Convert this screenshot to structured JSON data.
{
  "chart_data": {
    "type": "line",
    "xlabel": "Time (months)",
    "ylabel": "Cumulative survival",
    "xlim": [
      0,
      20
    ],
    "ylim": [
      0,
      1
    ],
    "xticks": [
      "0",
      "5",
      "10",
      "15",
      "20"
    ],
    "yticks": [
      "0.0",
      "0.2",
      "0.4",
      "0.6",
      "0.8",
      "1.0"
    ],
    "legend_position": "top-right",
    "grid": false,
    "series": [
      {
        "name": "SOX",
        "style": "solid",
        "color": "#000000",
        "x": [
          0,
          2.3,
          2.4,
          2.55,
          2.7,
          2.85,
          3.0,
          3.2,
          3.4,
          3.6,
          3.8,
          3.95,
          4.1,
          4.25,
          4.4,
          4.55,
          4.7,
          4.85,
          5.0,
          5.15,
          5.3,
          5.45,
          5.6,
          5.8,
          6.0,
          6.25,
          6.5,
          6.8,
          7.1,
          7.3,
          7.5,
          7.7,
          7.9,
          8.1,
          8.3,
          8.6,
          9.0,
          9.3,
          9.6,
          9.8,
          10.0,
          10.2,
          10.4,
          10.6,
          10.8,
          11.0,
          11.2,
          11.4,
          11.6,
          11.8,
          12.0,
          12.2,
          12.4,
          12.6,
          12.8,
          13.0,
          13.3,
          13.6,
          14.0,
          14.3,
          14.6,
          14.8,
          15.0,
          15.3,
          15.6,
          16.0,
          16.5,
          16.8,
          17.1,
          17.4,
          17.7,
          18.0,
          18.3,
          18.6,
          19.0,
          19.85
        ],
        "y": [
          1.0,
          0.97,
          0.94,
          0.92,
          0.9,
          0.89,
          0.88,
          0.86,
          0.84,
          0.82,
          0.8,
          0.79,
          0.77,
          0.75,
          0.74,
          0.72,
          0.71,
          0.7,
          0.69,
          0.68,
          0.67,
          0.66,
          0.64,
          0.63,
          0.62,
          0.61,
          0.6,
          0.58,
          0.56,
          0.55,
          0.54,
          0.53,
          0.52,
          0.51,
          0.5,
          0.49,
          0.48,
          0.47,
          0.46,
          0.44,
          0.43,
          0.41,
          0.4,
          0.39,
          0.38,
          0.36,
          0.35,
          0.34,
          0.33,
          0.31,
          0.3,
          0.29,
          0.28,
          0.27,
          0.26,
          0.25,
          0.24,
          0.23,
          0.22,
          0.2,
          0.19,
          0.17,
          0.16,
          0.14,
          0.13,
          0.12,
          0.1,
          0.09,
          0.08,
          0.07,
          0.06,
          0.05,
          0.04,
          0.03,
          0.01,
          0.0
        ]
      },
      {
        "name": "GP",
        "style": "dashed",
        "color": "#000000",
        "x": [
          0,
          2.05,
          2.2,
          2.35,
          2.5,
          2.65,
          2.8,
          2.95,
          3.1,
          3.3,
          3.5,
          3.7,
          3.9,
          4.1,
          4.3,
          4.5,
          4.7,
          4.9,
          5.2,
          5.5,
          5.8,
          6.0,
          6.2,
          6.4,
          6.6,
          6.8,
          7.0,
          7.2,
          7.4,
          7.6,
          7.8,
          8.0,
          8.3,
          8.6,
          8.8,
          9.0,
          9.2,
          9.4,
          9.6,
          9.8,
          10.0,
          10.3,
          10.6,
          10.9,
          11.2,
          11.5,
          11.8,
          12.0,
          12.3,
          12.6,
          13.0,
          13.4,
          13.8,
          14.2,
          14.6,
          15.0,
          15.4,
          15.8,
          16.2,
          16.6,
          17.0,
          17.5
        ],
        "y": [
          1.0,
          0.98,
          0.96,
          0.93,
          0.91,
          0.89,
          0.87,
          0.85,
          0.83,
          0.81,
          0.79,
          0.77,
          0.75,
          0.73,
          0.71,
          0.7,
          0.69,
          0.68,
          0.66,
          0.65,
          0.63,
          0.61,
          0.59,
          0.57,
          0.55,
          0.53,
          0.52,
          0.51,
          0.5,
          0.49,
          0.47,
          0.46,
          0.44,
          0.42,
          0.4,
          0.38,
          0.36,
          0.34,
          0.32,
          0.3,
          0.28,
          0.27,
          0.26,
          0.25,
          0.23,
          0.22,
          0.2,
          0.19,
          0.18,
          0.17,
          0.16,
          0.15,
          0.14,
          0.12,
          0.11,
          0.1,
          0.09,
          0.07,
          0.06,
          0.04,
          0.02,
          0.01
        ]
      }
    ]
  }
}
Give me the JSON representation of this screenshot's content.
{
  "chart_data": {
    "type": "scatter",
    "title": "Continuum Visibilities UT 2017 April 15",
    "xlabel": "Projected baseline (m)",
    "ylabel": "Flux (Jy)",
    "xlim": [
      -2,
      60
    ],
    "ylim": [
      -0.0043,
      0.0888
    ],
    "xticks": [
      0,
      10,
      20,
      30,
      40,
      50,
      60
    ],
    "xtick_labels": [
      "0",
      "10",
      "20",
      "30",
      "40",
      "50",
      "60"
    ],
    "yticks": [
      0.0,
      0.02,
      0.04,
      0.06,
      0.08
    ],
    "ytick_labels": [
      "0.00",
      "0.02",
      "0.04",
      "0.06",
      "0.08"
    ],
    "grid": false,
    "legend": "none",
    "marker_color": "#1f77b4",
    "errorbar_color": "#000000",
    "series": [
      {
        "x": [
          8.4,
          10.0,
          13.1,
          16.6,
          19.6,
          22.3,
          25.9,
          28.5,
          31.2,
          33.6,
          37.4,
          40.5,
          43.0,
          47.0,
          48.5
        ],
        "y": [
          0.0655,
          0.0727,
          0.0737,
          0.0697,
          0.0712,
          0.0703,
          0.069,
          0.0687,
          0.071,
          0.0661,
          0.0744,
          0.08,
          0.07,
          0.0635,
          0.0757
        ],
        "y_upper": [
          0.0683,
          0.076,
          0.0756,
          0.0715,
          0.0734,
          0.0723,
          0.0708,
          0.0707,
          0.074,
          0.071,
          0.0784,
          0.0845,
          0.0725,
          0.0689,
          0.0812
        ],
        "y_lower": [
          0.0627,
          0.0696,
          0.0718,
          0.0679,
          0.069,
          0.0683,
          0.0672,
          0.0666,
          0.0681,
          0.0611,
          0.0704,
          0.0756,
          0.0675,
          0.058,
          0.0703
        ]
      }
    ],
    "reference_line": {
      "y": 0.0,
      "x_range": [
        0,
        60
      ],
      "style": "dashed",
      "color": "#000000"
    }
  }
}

**Set task:**
Each record must be returned exactly as it is written.

**Result of the exercise:**
Convert this screenshot to structured JSON data.
{
  "chart_data": {
    "type": "line",
    "xlabel": "Time (months)",
    "ylabel": "Cumulative survival",
    "xlim": [
      0,
      20
    ],
    "ylim": [
      0,
      1
    ],
    "xticks": [
      "0",
      "5",
      "10",
      "15",
      "20"
    ],
    "yticks": [
      "0.0",
      "0.2",
      "0.4",
      "0.6",
      "0.8",
      "1.0"
    ],
    "legend_position": "top-right",
    "grid": false,
    "series": [
      {
        "name": "SOX",
        "style": "solid",
        "color": "#000000",
        "x": [
          0,
          2.3,
          2.4,
          2.55,
          2.7,
          2.85,
          3.0,
          3.2,
          3.4,
          3.6,
          3.8,
          3.95,
          4.1,
          4.25,
          4.4,
          4.55,
          4.7,
          4.85,
          5.0,
          5.15,
          5.3,
          5.45,
          5.6,
          5.8,
          6.0,
          6.25,
          6.5,
          6.8,
          7.1,
          7.3,
          7.5,
          7.7,
          7.9,
          8.1,
          8.3,
          8.6,
          9.0,
          9.3,
          9.6,
          9.8,
          10.0,
          10.2,
          10.4,
          10.6,
          10.8,
          11.0,
          11.2,
          11.4,
          11.6,
          11.8,
          12.0,
          12.2,
          12.4,
          12.6,
          12.8,
          13.0,
          13.3,
          13.6,
          14.0,
          14.3,
          14.6,
          14.8,
          15.0,
          15.3,
          15.6,
          16.0,
          16.5,
          16.8,
          17.1,
          17.4,
          17.7,
          18.0,
          18.3,
          18.6,
          19.0,
          19.85
        ],
        "y": [
          1.0,
          0.97,
          0.94,
          0.92,
          0.9,
          0.89,
          0.88,
          0.86,
          0.84,
          0.82,
          0.8,
          0.79,
          0.77,
          0.75,
          0.74,
          0.72,
          0.71,
          0.7,
          0.69,
          0.68,
          0.67,
          0.66,
          0.64,
          0.63,
          0.62,
          0.61,
          0.6,
          0.58,
          0.56,
          0.55,
          0.54,
          0.53,
          0.52,
          0.51,
          0.5,
          0.49,
          0.48,
          0.47,
          0.46,
          0.44,
          0.43,
          0.41,
          0.4,
          0.39,
          0.38,
          0.36,
          0.35,
          0.34,
          0.33,
          0.31,
          0.3,
          0.29,
          0.28,
          0.27,
          0.26,
          0.25,
          0.24,
          0.23,
          0.22,
          0.2,
          0.19,
          0.17,
          0.16,
          0.14,
          0.13,
          0.12,
          0.1,
          0.09,
          0.08,
          0.07,
          0.06,
          0.05,
          0.04,
          0.03,
          0.01,
          0.0
        ]
      },
      {
        "name": "GP",
        "style": "dashed",
        "color": "#000000",
        "x": [
          0,
          2.05,
          2.2,
          2.35,
          2.5,
          2.65,
          2.8,
          2.95,
          3.1,
          3.3,
          3.5,
          3.7,
          3.9,
          4.1,
          4.3,
          4.5,
          4.7,
          4.9,
          5.2,
          5.5,
          5.8,
          6.0,
          6.2,
          6.4,
          6.6,
          6.8,
          7.0,
          7.2,
          7.4,
          7.6,
          7.8,
          8.0,
          8.3,
          8.6,
          8.8,
          9.0,
          9.2,
          9.4,
          9.6,
          9.8,
          10.0,
          10.3,
          10.6,
          10.9,
          11.2,
          11.5,
          11.8,
          12.0,
          12.3,
          12.6,
          13.0,
          13.4,
          13.8,
          14.2,
          14.6,
          15.0,
          15.4,
          15.8,
          16.2,
          16.6,
          17.0,
          17.5
        ],
        "y": [
          1.0,
          0.98,
          0.96,
          0.93,
          0.91,
          0.89,
          0.87,
          0.85,
          0.83,
          0.81,
          0.79,
          0.77,
          0.75,
          0.73,
          0.71,
          0.7,
          0.69,
          0.68,
          0.66,
          0.65,
          0.63,
          0.61,
          0.59,
          0.57,
          0.55,
          0.53,
          0.52,
          0.51,
          0.5,
          0.49,
          0.47,
          0.46,
          0.44,
          0.42,
          0.4,
          0.38,
          0.36,
          0.34,
          0.32,
          0.3,
          0.28,
          0.27,
          0.26,
          0.25,
          0.23,
          0.22,
          0.2,
          0.19,
          0.18,
          0.17,
          0.16,
          0.15,
          0.14,
          0.12,
          0.11,
          0.1,
          0.09,
          0.07,
          0.06,
          0.04,
          0.02,
          0.01
        ]
      }
    ]
  }
}
Give me the JSON representation of this screenshot's content.
{
  "chart_data": {
    "type": "scatter",
    "title": "Continuum Visibilities UT 2017 April 15",
    "xlabel": "Projected baseline (m)",
    "ylabel": "Flux (Jy)",
    "xlim": [
      -2,
      60
    ],
    "ylim": [
      -0.0043,
      0.0888
    ],
    "xticks": [
      0,
      10,
      20,
      30,
      40,
      50,
      60
    ],
    "xtick_labels": [
      "0",
      "10",
      "20",
      "30",
      "40",
      "50",
      "60"
    ],
    "yticks": [
      0.0,
      0.02,
      0.04,
      0.06,
      0.08
    ],
    "ytick_labels": [
      "0.00",
      "0.02",
      "0.04",
      "0.06",
      "0.08"
    ],
    "grid": false,
    "legend": "none",
    "marker_color": "#1f77b4",
    "errorbar_color": "#000000",
    "series": [
      {
        "x": [
          8.4,
          10.0,
          13.1,
          16.6,
          19.6,
          22.3,
          25.9,
          28.5,
          31.2,
          33.6,
          37.4,
          40.5,
          43.0,
          47.0,
          48.5
        ],
        "y": [
          0.0655,
          0.0727,
          0.0737,
          0.0697,
          0.0712,
          0.0703,
          0.069,
          0.0687,
          0.071,
          0.0661,
          0.0744,
          0.08,
          0.07,
          0.0635,
          0.0757
        ],
        "y_upper": [
          0.0683,
          0.076,
          0.0756,
          0.0715,
          0.0734,
          0.0723,
          0.0708,
          0.0707,
          0.074,
          0.071,
          0.0784,
          0.0845,
          0.0725,
          0.0689,
          0.0812
        ],
        "y_lower": [
          0.0627,
          0.0696,
          0.0718,
          0.0679,
          0.069,
          0.0683,
          0.0672,
          0.0666,
          0.0681,
          0.0611,
          0.0704,
          0.0756,
          0.0675,
          0.058,
          0.0703
        ]
      }
    ],
    "reference_line": {
      "y": 0.0,
      "x_range": [
        0,
        60
      ],
      "style": "dashed",
      "color": "#000000"
    }
  }
}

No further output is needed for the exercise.